<<<<

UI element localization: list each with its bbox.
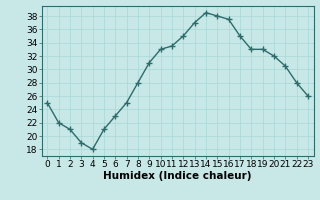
X-axis label: Humidex (Indice chaleur): Humidex (Indice chaleur) (103, 171, 252, 181)
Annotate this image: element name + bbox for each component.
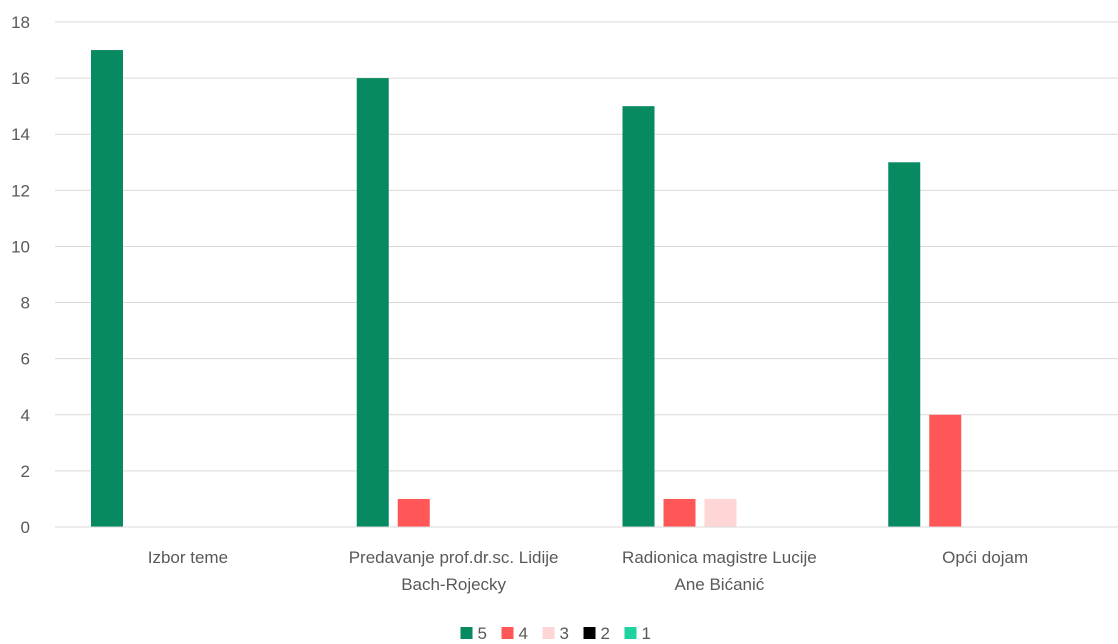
category-label: Predavanje prof.dr.sc. Lidije [349,548,559,567]
y-tick-label: 16 [11,69,30,88]
y-tick-label: 18 [11,13,30,32]
category-labels: Izbor teme Predavanje prof.dr.sc. Lidije B… [148,548,1028,594]
legend-swatch [501,627,514,639]
legend-label: 2 [601,624,610,643]
bar-series-4-cat-2 [663,498,696,527]
category-label: Opći dojam [942,548,1028,567]
category-label: Ane Bićanić [674,575,764,594]
legend: 5 4 3 2 1 [460,624,651,643]
y-axis-tick-labels: 0 2 4 6 8 10 12 14 16 18 [11,13,30,537]
legend-item-5: 5 [460,624,487,643]
y-tick-label: 12 [11,181,30,200]
bar-series-5-cat-0 [91,50,123,528]
bar-series-3-cat-2 [704,498,737,527]
legend-item-2: 2 [583,624,610,643]
category-label: Radionica magistre Lucije [622,548,817,567]
legend-item-4: 4 [501,624,528,643]
gridlines [55,21,1118,472]
y-tick-label: 2 [21,462,30,481]
bar-series-5-cat-3 [888,162,921,527]
legend-swatch [624,627,637,639]
bar-series-4-cat-3 [929,414,962,527]
bar-series-4-cat-1 [397,498,430,527]
bar-series-5-cat-2 [622,106,655,528]
y-tick-label: 0 [21,518,30,537]
y-tick-label: 6 [21,350,30,369]
category-label: Izbor teme [148,548,228,567]
category-label: Bach-Rojecky [401,575,506,594]
legend-swatch [583,627,596,639]
y-tick-label: 8 [21,294,30,313]
bars [91,50,962,528]
legend-swatch [460,627,473,639]
legend-label: 1 [642,624,651,643]
legend-item-1: 1 [624,624,651,643]
legend-item-3: 3 [542,624,569,643]
y-tick-label: 10 [11,237,30,256]
y-tick-label: 14 [11,125,30,144]
legend-swatch [542,627,555,639]
bar-series-5-cat-1 [356,78,389,527]
y-tick-label: 4 [21,406,30,425]
legend-label: 3 [560,624,569,643]
legend-label: 4 [519,624,528,643]
legend-label: 5 [478,624,487,643]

>>>>

**Required work:** Put each line of the data above into a Markdown table with two columns, Row for a running number and Entry for the line itself. Skip blank lines, and leave the pictures out.

**Full solution:**
| Row | Entry |
|---|---|
| 1 | UI element localization: list each with its bbox. |
| 2 | X-axis label: Humidex (Indice chaleur): Humidex (Indice chaleur) (103, 171, 252, 181) |
| 3 | Annotate this image: element name + bbox for each component. |
| 4 | category-label: Predavanje prof.dr.sc. Lidije [349,548,559,567] |
| 5 | y-tick-label: 16 [11,69,30,88] |
| 6 | y-tick-label: 18 [11,13,30,32] |
| 7 | category-labels: Izbor teme Predavanje prof.dr.sc. Lidije B… [148,548,1028,594] |
| 8 | legend-swatch [501,627,514,639] |
| 9 | legend-label: 2 [601,624,610,643] |
| 10 | bar-series-4-cat-2 [663,498,696,527] |
| 11 | category-label: Opći dojam [942,548,1028,567] |
| 12 | category-label: Ane Bićanić [674,575,764,594] |
| 13 | legend: 5 4 3 2 1 [460,624,651,643] |
| 14 | y-axis-tick-labels: 0 2 4 6 8 10 12 14 16 18 [11,13,30,537] |
| 15 | legend-item-5: 5 [460,624,487,643] |
| 16 | y-tick-label: 12 [11,181,30,200] |
| 17 | bar-series-5-cat-0 [91,50,123,528] |
| 18 | bar-series-3-cat-2 [704,498,737,527] |
| 19 | legend-item-2: 2 [583,624,610,643] |
| 20 | category-label: Radionica magistre Lucije [622,548,817,567] |
| 21 | legend-item-4: 4 [501,624,528,643] |
| 22 | gridlines [55,21,1118,472] |
| 23 | y-tick-label: 2 [21,462,30,481] |
| 24 | bar-series-5-cat-3 [888,162,921,527] |
| 25 | legend-swatch [624,627,637,639] |
| 26 | bar-series-4-cat-3 [929,414,962,527] |
| 27 | bar-series-4-cat-1 [397,498,430,527] |
| 28 | bar-series-5-cat-2 [622,106,655,528] |
| 29 | y-tick-label: 0 [21,518,30,537] |
| 30 | y-tick-label: 6 [21,350,30,369] |
| 31 | category-label: Izbor teme [148,548,228,567] |
| 32 | category-label: Bach-Rojecky [401,575,506,594] |
| 33 | legend-swatch [583,627,596,639] |
| 34 | y-tick-label: 8 [21,294,30,313] |
| 35 | bars [91,50,962,528] |
| 36 | legend-swatch [460,627,473,639] |
| 37 | legend-label: 1 [642,624,651,643] |
| 38 | legend-item-1: 1 [624,624,651,643] |
| 39 | legend-item-3: 3 [542,624,569,643] |
| 40 | y-tick-label: 10 [11,237,30,256] |
| 41 | y-tick-label: 14 [11,125,30,144] |
| 42 | legend-swatch [542,627,555,639] |
| 43 | bar-series-5-cat-1 [356,78,389,527] |
| 44 | y-tick-label: 4 [21,406,30,425] |
| 45 | legend-label: 3 [560,624,569,643] |
| 46 | legend-label: 4 [519,624,528,643] |
| 47 | legend-label: 5 [478,624,487,643] |